▶ _PROBLEM_
Under this task are some entries; return every one of them exactly.

Dataset entries

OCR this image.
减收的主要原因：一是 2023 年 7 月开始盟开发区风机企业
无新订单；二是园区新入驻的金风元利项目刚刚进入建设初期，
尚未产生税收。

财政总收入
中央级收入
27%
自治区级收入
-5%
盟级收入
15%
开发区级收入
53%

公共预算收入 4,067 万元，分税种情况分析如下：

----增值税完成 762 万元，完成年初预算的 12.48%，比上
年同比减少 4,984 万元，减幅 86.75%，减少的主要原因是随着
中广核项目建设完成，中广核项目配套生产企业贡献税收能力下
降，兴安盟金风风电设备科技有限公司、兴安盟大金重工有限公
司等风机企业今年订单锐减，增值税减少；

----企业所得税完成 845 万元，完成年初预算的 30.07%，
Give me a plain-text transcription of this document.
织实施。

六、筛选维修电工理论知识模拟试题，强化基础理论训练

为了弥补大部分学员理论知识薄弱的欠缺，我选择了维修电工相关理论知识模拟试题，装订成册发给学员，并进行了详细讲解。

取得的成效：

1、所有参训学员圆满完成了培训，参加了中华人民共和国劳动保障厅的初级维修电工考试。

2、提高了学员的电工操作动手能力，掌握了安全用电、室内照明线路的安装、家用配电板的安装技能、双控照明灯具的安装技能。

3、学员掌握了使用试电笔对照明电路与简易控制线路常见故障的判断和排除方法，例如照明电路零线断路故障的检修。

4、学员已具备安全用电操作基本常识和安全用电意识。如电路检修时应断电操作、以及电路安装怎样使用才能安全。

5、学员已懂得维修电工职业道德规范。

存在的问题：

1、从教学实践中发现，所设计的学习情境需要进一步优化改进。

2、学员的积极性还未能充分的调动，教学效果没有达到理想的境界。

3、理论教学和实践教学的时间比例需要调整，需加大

▶ _WRITTEN RESPONSE_
OCR this image.
减收的主要原因：一是 2023 年 7 月开始盟开发区风机企业
无新订单；二是园区新入驻的金风元利项目刚刚进入建设初期，
尚未产生税收。

财政总收入
中央级收入
27%
自治区级收入
-5%
盟级收入
15%
开发区级收入
53%

公共预算收入 4,067 万元，分税种情况分析如下：

----增值税完成 762 万元，完成年初预算的 12.48%，比上
年同比减少 4,984 万元，减幅 86.75%，减少的主要原因是随着
中广核项目建设完成，中广核项目配套生产企业贡献税收能力下
降，兴安盟金风风电设备科技有限公司、兴安盟大金重工有限公
司等风机企业今年订单锐减，增值税减少；

----企业所得税完成 845 万元，完成年初预算的 30.07%，
Give me a plain-text transcription of this document.
织实施。

六、筛选维修电工理论知识模拟试题，强化基础理论训练

为了弥补大部分学员理论知识薄弱的欠缺，我选择了维修电工相关理论知识模拟试题，装订成册发给学员，并进行了详细讲解。

取得的成效：

1、所有参训学员圆满完成了培训，参加了中华人民共和国劳动保障厅的初级维修电工考试。

2、提高了学员的电工操作动手能力，掌握了安全用电、室内照明线路的安装、家用配电板的安装技能、双控照明灯具的安装技能。

3、学员掌握了使用试电笔对照明电路与简易控制线路常见故障的判断和排除方法，例如照明电路零线断路故障的检修。

4、学员已具备安全用电操作基本常识和安全用电意识。如电路检修时应断电操作、以及电路安装怎样使用才能安全。

5、学员已懂得维修电工职业道德规范。

存在的问题：

1、从教学实践中发现，所设计的学习情境需要进一步优化改进。

2、学员的积极性还未能充分的调动，教学效果没有达到理想的境界。

3、理论教学和实践教学的时间比例需要调整，需加大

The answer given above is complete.